▸ **Given records**
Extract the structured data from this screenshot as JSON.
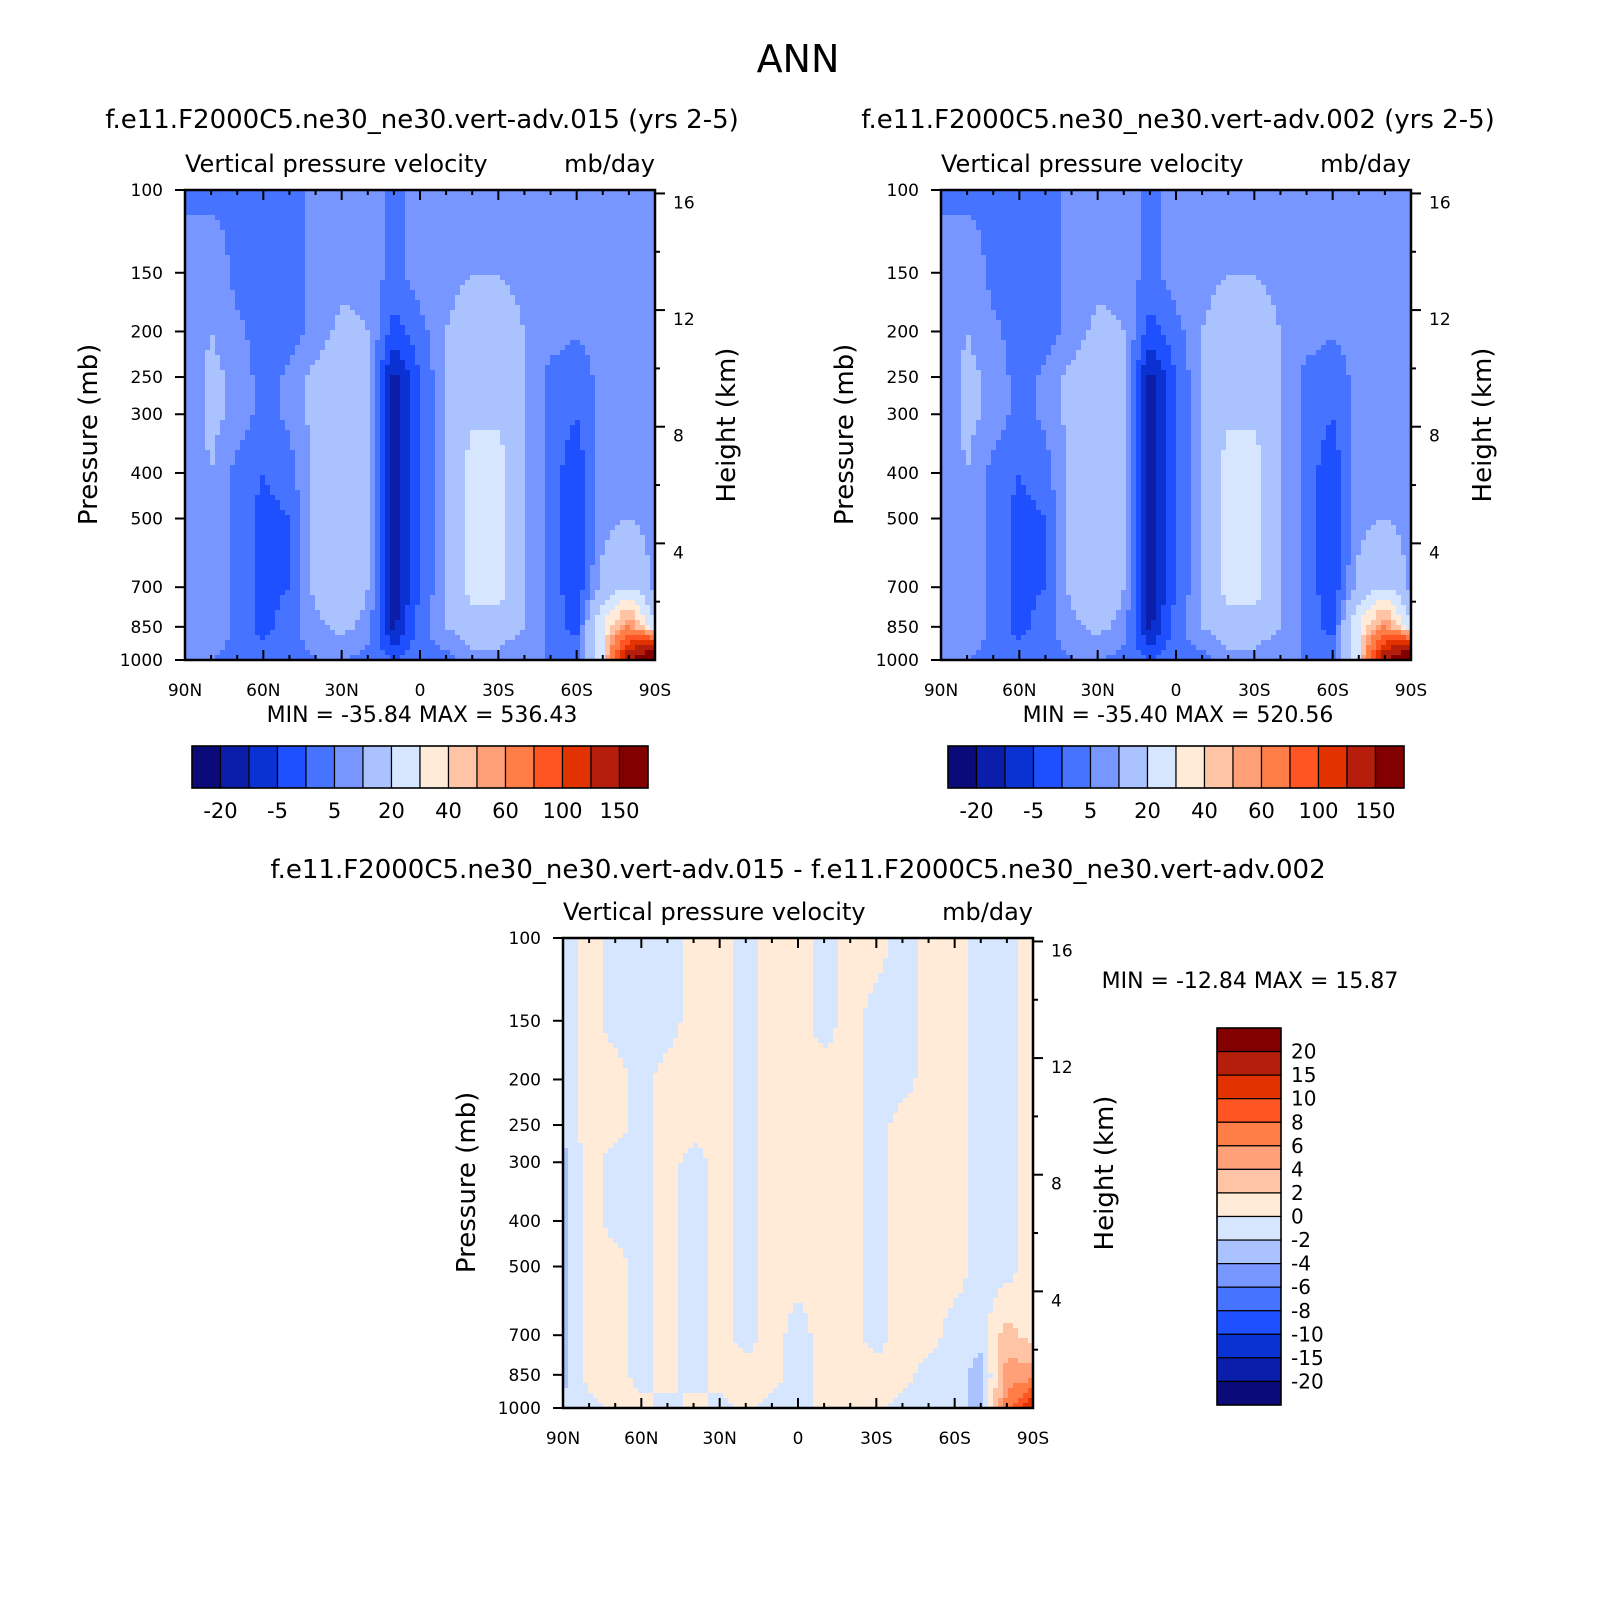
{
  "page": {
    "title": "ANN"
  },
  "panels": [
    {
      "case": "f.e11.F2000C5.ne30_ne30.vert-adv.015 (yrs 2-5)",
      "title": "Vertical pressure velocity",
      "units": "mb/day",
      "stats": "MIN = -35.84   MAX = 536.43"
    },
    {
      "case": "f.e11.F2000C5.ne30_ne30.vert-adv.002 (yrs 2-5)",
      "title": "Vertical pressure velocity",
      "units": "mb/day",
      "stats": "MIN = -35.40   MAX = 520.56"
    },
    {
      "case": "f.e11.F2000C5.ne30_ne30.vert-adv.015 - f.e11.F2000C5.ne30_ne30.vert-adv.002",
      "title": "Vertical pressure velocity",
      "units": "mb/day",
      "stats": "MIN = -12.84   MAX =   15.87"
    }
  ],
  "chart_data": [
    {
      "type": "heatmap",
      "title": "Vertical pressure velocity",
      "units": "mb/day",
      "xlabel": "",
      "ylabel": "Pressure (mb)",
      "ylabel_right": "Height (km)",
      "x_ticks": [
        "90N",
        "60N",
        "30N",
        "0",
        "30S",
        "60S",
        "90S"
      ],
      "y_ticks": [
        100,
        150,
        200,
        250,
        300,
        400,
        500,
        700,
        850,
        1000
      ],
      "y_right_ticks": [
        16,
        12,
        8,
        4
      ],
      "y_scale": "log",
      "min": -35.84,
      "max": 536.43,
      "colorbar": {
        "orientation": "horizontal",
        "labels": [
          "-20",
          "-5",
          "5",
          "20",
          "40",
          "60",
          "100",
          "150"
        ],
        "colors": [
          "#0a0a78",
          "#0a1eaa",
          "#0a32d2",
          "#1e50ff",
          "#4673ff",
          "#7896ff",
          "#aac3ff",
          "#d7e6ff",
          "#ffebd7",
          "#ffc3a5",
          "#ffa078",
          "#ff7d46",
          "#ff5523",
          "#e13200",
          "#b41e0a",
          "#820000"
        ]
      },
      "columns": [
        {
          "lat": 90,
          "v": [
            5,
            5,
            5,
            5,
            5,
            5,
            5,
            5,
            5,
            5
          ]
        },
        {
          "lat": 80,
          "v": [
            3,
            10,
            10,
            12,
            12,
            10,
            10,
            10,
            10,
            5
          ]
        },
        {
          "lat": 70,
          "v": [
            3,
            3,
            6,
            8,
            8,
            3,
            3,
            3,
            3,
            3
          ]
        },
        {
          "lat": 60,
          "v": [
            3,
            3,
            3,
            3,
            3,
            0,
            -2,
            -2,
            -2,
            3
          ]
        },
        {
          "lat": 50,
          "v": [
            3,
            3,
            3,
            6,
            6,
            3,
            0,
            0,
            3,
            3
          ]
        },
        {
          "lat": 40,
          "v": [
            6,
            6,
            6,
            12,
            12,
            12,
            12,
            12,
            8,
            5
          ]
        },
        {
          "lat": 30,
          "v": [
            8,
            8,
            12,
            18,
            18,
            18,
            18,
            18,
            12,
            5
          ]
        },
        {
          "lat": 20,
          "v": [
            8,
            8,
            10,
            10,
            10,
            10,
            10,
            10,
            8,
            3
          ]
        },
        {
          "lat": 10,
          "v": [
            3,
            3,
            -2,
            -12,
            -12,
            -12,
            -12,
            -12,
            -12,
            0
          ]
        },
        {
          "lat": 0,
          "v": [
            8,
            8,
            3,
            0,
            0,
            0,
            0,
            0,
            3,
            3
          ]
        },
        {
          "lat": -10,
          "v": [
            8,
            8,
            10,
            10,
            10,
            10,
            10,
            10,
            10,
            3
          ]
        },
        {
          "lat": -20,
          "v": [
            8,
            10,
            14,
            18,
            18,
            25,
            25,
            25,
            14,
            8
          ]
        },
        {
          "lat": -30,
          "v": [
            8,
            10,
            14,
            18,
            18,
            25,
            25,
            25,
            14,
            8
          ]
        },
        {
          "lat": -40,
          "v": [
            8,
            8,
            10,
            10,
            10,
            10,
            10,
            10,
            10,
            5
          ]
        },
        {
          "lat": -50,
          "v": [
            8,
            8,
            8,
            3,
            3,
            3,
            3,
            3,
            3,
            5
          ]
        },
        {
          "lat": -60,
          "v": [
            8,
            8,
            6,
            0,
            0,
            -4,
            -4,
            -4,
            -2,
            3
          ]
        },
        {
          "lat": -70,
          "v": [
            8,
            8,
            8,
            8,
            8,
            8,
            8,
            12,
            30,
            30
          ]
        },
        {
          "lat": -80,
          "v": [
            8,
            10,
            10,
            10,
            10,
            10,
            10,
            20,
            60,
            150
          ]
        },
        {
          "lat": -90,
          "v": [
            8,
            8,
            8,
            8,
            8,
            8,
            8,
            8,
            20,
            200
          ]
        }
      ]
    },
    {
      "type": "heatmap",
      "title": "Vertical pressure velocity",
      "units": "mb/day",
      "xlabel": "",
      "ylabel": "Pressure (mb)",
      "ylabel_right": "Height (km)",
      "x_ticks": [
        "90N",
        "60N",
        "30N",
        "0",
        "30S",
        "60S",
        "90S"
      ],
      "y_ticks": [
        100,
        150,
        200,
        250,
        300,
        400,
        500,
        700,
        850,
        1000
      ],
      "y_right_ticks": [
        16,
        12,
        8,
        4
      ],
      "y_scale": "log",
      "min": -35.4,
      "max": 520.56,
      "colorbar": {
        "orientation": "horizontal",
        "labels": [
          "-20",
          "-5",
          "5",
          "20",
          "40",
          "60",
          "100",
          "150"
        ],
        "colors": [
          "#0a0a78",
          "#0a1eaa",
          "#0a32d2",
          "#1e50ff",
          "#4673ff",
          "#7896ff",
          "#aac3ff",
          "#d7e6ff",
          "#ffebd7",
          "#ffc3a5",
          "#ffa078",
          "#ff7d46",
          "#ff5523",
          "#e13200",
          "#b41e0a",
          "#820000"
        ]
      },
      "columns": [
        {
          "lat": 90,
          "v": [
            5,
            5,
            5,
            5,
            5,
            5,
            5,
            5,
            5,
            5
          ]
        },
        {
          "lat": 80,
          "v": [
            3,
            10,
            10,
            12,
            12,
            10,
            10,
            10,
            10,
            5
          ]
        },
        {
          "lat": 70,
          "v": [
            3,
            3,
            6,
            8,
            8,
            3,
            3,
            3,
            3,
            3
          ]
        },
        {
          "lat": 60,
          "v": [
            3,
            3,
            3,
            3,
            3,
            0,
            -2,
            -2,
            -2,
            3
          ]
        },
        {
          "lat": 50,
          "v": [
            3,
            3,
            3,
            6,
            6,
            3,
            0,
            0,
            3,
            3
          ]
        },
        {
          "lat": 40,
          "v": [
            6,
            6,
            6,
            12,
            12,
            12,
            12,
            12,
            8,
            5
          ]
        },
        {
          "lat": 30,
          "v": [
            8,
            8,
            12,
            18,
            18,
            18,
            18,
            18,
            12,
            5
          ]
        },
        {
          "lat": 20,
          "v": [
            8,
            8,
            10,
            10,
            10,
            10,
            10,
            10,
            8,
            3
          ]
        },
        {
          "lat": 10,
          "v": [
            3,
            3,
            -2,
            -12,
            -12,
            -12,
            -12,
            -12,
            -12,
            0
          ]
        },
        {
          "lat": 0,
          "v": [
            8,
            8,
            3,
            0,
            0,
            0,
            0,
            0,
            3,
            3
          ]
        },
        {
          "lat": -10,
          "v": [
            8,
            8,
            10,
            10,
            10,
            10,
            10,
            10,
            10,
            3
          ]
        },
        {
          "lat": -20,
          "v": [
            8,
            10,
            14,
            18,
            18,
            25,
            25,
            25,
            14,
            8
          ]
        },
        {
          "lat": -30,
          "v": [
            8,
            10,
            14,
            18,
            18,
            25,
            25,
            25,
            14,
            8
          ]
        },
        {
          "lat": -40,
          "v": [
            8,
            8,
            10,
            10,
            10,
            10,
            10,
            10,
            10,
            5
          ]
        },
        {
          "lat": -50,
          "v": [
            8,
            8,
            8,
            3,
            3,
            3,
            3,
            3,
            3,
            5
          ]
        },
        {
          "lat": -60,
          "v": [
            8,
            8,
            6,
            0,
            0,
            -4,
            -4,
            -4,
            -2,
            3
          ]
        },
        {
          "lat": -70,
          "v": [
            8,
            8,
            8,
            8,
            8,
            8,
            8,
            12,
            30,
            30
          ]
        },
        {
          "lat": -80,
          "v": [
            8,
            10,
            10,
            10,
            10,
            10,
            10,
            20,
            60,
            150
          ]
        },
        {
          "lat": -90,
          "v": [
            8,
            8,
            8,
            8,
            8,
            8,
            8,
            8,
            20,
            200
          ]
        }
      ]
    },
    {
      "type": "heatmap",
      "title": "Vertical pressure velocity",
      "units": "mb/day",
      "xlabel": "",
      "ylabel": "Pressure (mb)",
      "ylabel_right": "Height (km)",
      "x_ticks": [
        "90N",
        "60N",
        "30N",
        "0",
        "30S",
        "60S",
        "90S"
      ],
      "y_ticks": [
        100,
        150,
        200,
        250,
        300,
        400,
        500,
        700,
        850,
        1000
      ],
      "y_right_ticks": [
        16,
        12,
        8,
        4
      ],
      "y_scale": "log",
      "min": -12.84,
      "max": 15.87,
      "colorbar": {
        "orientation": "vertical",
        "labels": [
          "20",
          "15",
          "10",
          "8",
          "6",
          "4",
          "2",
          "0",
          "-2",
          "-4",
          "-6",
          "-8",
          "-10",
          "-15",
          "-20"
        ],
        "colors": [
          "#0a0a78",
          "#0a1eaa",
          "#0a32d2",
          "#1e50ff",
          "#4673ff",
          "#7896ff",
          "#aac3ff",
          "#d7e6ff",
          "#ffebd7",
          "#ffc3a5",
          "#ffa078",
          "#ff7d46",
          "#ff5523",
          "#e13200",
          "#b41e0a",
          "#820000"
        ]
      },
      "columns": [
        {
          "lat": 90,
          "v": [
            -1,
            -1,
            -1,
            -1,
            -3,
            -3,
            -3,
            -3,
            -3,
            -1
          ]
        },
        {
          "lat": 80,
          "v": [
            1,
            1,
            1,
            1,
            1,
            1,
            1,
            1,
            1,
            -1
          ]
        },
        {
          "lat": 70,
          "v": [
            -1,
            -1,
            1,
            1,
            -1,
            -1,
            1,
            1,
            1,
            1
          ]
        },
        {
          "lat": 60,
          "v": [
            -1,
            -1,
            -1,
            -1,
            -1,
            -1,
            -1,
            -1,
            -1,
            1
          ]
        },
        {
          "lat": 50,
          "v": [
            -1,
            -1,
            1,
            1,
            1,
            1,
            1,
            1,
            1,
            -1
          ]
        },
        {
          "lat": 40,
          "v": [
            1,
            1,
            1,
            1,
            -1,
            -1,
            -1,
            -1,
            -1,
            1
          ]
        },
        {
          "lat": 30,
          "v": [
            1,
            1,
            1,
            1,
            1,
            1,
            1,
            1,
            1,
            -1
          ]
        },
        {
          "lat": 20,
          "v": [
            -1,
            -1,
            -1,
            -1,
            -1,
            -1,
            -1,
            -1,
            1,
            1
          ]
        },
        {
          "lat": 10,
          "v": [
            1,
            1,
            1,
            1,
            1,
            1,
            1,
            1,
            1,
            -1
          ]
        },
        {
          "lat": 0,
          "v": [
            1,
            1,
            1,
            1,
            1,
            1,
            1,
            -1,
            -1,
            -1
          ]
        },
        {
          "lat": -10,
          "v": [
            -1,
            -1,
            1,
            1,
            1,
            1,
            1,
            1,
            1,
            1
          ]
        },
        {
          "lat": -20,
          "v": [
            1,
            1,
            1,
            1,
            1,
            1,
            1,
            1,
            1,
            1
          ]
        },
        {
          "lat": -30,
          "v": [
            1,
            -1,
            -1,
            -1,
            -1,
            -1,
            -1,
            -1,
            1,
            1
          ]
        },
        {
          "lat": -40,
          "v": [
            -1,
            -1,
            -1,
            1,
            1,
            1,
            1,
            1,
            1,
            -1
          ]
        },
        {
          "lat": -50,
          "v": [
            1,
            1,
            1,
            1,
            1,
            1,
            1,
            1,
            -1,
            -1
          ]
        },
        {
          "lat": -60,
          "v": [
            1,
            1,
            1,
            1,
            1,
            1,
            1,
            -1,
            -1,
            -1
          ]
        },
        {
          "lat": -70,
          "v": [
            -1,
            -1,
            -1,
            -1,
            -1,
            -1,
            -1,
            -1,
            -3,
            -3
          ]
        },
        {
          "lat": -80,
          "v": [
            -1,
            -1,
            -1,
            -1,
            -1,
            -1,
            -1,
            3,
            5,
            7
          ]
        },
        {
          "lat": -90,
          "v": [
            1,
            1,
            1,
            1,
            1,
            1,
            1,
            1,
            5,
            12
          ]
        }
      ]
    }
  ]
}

▸ **Work to do**
Each line holding "case" must be found and copied.

▸ **Answer to the task**
      "case": "f.e11.F2000C5.ne30_ne30.vert-adv.015 (yrs 2-5)",
      "case": "f.e11.F2000C5.ne30_ne30.vert-adv.002 (yrs 2-5)",
      "case": "f.e11.F2000C5.ne30_ne30.vert-adv.015 - f.e11.F2000C5.ne30_ne30.vert-adv.002",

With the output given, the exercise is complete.